• [EXCERPTED DATA]:
## start

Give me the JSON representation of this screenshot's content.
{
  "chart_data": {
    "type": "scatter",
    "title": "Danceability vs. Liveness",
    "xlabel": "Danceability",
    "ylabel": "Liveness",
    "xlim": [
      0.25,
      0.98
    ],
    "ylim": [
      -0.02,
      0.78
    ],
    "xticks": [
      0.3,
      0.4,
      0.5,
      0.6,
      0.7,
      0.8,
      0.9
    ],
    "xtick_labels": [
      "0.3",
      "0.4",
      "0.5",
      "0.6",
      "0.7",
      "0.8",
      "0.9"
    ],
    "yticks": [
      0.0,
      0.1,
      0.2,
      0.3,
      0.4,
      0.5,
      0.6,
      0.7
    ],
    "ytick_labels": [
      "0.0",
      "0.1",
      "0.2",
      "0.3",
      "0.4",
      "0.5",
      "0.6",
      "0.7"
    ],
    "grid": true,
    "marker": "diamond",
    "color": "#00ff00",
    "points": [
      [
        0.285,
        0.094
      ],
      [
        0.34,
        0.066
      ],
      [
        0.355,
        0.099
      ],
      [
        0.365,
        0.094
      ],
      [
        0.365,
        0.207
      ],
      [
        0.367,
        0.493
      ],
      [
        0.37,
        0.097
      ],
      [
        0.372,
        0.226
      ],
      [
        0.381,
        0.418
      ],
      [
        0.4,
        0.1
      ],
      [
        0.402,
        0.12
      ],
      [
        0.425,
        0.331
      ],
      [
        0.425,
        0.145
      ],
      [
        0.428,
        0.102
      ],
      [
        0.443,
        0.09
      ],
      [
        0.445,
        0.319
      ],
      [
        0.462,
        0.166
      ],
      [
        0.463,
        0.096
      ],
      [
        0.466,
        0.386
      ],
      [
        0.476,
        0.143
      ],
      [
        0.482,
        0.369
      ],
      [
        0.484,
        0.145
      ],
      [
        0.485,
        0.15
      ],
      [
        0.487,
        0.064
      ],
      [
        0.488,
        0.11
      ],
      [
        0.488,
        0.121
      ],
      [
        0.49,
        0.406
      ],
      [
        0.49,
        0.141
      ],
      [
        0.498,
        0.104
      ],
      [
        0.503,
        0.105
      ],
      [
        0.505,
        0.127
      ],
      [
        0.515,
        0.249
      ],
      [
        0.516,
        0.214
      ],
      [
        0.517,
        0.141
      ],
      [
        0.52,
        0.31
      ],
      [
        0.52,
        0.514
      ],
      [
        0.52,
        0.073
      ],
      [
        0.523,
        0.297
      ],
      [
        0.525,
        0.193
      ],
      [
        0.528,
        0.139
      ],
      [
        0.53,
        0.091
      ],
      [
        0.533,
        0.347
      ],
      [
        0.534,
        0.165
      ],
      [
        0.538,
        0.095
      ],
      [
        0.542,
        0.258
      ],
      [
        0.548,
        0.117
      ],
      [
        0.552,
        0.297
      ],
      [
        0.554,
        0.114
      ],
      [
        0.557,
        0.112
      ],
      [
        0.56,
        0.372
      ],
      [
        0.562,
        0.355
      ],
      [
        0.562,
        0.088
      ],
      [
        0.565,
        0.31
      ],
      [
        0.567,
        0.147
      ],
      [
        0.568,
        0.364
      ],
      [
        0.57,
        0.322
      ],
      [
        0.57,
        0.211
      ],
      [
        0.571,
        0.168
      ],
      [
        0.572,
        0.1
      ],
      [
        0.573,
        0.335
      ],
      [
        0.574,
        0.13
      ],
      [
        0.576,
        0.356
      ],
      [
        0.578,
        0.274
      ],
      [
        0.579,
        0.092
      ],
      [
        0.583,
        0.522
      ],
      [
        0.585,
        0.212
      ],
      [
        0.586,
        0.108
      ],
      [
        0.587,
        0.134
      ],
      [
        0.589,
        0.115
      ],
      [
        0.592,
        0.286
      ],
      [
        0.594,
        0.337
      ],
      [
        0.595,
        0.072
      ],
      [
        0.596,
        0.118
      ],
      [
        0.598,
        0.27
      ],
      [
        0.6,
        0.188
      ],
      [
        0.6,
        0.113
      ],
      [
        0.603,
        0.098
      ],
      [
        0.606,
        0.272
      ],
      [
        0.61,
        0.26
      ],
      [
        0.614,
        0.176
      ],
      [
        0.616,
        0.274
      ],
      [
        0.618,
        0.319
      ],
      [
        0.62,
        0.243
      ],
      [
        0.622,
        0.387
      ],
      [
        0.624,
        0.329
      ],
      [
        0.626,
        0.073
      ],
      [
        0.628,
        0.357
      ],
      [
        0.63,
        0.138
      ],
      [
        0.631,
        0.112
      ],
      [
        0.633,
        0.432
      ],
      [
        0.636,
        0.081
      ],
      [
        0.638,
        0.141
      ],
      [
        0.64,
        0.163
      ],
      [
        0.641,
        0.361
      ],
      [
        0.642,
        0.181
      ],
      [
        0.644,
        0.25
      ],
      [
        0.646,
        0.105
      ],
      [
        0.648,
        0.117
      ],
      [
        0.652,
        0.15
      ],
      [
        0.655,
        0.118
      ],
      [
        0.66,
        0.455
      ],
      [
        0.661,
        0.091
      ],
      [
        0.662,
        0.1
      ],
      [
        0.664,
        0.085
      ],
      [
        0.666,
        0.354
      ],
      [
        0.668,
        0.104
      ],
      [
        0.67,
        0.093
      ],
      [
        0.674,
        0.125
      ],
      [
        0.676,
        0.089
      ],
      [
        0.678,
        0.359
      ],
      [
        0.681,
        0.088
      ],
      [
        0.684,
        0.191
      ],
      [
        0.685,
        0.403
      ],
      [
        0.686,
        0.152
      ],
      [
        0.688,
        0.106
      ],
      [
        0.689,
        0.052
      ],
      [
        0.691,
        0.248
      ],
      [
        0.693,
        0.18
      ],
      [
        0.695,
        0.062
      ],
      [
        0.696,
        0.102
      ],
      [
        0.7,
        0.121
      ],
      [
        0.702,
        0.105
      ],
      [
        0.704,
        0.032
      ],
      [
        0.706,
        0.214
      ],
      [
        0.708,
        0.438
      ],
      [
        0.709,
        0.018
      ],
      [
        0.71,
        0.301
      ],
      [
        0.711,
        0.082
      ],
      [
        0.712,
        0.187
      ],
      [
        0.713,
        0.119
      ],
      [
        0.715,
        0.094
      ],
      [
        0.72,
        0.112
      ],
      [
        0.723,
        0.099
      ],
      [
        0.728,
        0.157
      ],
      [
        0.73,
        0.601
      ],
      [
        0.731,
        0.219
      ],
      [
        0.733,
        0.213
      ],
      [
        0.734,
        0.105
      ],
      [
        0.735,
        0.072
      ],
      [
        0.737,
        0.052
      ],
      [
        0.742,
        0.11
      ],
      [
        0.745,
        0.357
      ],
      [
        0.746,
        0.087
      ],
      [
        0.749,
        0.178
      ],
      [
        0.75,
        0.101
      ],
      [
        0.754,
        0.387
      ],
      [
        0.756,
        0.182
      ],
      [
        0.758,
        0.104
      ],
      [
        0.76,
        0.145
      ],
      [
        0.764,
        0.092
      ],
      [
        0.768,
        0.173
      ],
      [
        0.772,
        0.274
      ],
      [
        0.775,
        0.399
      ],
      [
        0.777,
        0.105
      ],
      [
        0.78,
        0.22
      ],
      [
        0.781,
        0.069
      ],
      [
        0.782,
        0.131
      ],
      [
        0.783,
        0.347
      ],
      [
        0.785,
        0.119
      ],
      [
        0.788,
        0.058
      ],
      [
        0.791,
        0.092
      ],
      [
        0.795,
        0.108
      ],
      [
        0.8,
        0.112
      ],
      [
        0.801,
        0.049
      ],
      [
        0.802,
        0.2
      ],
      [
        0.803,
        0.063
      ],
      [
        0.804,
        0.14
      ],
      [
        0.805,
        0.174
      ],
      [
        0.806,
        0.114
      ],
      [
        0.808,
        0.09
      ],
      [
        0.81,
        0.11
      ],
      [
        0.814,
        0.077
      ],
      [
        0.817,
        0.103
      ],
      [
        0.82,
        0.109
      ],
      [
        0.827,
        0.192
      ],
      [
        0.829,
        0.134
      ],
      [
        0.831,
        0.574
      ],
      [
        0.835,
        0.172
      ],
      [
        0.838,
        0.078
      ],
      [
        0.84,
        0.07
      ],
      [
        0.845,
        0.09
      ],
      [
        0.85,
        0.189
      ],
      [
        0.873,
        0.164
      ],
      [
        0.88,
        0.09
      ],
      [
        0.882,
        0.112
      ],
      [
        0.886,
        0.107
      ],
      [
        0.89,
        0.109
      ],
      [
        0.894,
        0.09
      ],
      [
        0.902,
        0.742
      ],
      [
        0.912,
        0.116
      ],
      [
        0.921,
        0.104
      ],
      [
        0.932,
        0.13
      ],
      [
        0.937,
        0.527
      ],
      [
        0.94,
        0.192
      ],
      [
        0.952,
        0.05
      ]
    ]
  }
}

## end

• [TASK DESCRIPTION]: Copy all lines from the material that include "Liveness".

• [RESULT OF THE EXERCISE]:
    "title": "Danceability vs. Liveness",
    "ylabel": "Liveness",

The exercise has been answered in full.